- **What the task asks**
Repeat the material exactly as it appears.

[Records from a dataset]
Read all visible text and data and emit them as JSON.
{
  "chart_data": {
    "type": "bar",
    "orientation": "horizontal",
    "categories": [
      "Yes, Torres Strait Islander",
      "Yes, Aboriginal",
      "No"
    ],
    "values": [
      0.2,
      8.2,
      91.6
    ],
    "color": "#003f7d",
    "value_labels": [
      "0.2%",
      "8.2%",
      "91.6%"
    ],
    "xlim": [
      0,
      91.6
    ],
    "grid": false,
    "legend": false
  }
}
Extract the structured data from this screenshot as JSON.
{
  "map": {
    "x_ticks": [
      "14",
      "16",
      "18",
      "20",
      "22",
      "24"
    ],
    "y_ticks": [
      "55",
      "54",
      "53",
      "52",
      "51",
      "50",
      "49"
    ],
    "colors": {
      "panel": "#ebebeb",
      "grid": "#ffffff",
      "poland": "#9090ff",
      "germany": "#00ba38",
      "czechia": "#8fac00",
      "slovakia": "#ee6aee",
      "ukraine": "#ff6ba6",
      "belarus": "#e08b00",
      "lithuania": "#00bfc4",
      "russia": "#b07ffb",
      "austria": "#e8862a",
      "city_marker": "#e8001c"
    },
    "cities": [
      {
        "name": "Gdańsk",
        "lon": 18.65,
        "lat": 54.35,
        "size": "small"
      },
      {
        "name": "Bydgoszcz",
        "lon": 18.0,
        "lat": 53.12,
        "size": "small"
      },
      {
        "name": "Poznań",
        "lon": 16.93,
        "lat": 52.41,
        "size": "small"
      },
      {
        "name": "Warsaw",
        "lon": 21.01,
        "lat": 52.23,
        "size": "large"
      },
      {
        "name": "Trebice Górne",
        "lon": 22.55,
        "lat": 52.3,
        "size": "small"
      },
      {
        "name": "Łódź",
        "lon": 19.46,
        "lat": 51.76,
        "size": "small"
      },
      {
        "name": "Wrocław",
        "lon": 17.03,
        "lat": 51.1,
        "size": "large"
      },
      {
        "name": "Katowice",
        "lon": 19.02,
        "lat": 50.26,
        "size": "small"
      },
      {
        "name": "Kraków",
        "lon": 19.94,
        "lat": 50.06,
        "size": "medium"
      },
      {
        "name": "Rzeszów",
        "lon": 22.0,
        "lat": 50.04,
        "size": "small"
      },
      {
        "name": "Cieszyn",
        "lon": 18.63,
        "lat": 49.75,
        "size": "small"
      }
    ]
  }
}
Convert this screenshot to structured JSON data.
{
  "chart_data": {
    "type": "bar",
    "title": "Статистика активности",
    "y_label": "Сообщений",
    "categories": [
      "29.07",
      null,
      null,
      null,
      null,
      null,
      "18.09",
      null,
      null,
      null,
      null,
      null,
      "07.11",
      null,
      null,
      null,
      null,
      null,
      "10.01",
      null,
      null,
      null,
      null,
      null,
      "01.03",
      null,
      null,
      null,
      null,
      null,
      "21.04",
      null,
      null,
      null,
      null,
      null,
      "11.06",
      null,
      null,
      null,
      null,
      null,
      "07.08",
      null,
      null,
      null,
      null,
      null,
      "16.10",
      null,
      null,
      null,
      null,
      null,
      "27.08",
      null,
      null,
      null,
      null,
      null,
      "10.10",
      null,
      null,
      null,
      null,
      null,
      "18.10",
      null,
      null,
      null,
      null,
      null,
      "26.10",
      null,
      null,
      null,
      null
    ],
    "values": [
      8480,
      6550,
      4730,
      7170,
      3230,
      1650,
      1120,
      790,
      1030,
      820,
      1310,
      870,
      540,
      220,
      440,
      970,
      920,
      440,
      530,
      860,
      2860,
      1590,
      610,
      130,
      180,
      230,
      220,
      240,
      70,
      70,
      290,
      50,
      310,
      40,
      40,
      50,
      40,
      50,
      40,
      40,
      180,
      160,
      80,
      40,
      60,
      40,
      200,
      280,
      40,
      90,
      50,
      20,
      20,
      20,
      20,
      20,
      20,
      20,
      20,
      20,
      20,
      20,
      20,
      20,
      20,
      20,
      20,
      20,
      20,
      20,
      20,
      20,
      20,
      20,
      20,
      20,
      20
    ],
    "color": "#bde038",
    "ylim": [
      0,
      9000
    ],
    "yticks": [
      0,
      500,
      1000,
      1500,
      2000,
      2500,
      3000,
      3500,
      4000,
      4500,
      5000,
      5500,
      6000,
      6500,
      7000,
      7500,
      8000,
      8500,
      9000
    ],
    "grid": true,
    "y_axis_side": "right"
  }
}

- **Response to this exercise**
Read all visible text and data and emit them as JSON.
{
  "chart_data": {
    "type": "bar",
    "orientation": "horizontal",
    "categories": [
      "Yes, Torres Strait Islander",
      "Yes, Aboriginal",
      "No"
    ],
    "values": [
      0.2,
      8.2,
      91.6
    ],
    "color": "#003f7d",
    "value_labels": [
      "0.2%",
      "8.2%",
      "91.6%"
    ],
    "xlim": [
      0,
      91.6
    ],
    "grid": false,
    "legend": false
  }
}
Extract the structured data from this screenshot as JSON.
{
  "map": {
    "x_ticks": [
      "14",
      "16",
      "18",
      "20",
      "22",
      "24"
    ],
    "y_ticks": [
      "55",
      "54",
      "53",
      "52",
      "51",
      "50",
      "49"
    ],
    "colors": {
      "panel": "#ebebeb",
      "grid": "#ffffff",
      "poland": "#9090ff",
      "germany": "#00ba38",
      "czechia": "#8fac00",
      "slovakia": "#ee6aee",
      "ukraine": "#ff6ba6",
      "belarus": "#e08b00",
      "lithuania": "#00bfc4",
      "russia": "#b07ffb",
      "austria": "#e8862a",
      "city_marker": "#e8001c"
    },
    "cities": [
      {
        "name": "Gdańsk",
        "lon": 18.65,
        "lat": 54.35,
        "size": "small"
      },
      {
        "name": "Bydgoszcz",
        "lon": 18.0,
        "lat": 53.12,
        "size": "small"
      },
      {
        "name": "Poznań",
        "lon": 16.93,
        "lat": 52.41,
        "size": "small"
      },
      {
        "name": "Warsaw",
        "lon": 21.01,
        "lat": 52.23,
        "size": "large"
      },
      {
        "name": "Trebice Górne",
        "lon": 22.55,
        "lat": 52.3,
        "size": "small"
      },
      {
        "name": "Łódź",
        "lon": 19.46,
        "lat": 51.76,
        "size": "small"
      },
      {
        "name": "Wrocław",
        "lon": 17.03,
        "lat": 51.1,
        "size": "large"
      },
      {
        "name": "Katowice",
        "lon": 19.02,
        "lat": 50.26,
        "size": "small"
      },
      {
        "name": "Kraków",
        "lon": 19.94,
        "lat": 50.06,
        "size": "medium"
      },
      {
        "name": "Rzeszów",
        "lon": 22.0,
        "lat": 50.04,
        "size": "small"
      },
      {
        "name": "Cieszyn",
        "lon": 18.63,
        "lat": 49.75,
        "size": "small"
      }
    ]
  }
}
Convert this screenshot to structured JSON data.
{
  "chart_data": {
    "type": "bar",
    "title": "Статистика активности",
    "y_label": "Сообщений",
    "categories": [
      "29.07",
      null,
      null,
      null,
      null,
      null,
      "18.09",
      null,
      null,
      null,
      null,
      null,
      "07.11",
      null,
      null,
      null,
      null,
      null,
      "10.01",
      null,
      null,
      null,
      null,
      null,
      "01.03",
      null,
      null,
      null,
      null,
      null,
      "21.04",
      null,
      null,
      null,
      null,
      null,
      "11.06",
      null,
      null,
      null,
      null,
      null,
      "07.08",
      null,
      null,
      null,
      null,
      null,
      "16.10",
      null,
      null,
      null,
      null,
      null,
      "27.08",
      null,
      null,
      null,
      null,
      null,
      "10.10",
      null,
      null,
      null,
      null,
      null,
      "18.10",
      null,
      null,
      null,
      null,
      null,
      "26.10",
      null,
      null,
      null,
      null
    ],
    "values": [
      8480,
      6550,
      4730,
      7170,
      3230,
      1650,
      1120,
      790,
      1030,
      820,
      1310,
      870,
      540,
      220,
      440,
      970,
      920,
      440,
      530,
      860,
      2860,
      1590,
      610,
      130,
      180,
      230,
      220,
      240,
      70,
      70,
      290,
      50,
      310,
      40,
      40,
      50,
      40,
      50,
      40,
      40,
      180,
      160,
      80,
      40,
      60,
      40,
      200,
      280,
      40,
      90,
      50,
      20,
      20,
      20,
      20,
      20,
      20,
      20,
      20,
      20,
      20,
      20,
      20,
      20,
      20,
      20,
      20,
      20,
      20,
      20,
      20,
      20,
      20,
      20,
      20,
      20,
      20
    ],
    "color": "#bde038",
    "ylim": [
      0,
      9000
    ],
    "yticks": [
      0,
      500,
      1000,
      1500,
      2000,
      2500,
      3000,
      3500,
      4000,
      4500,
      5000,
      5500,
      6000,
      6500,
      7000,
      7500,
      8000,
      8500,
      9000
    ],
    "grid": true,
    "y_axis_side": "right"
  }
}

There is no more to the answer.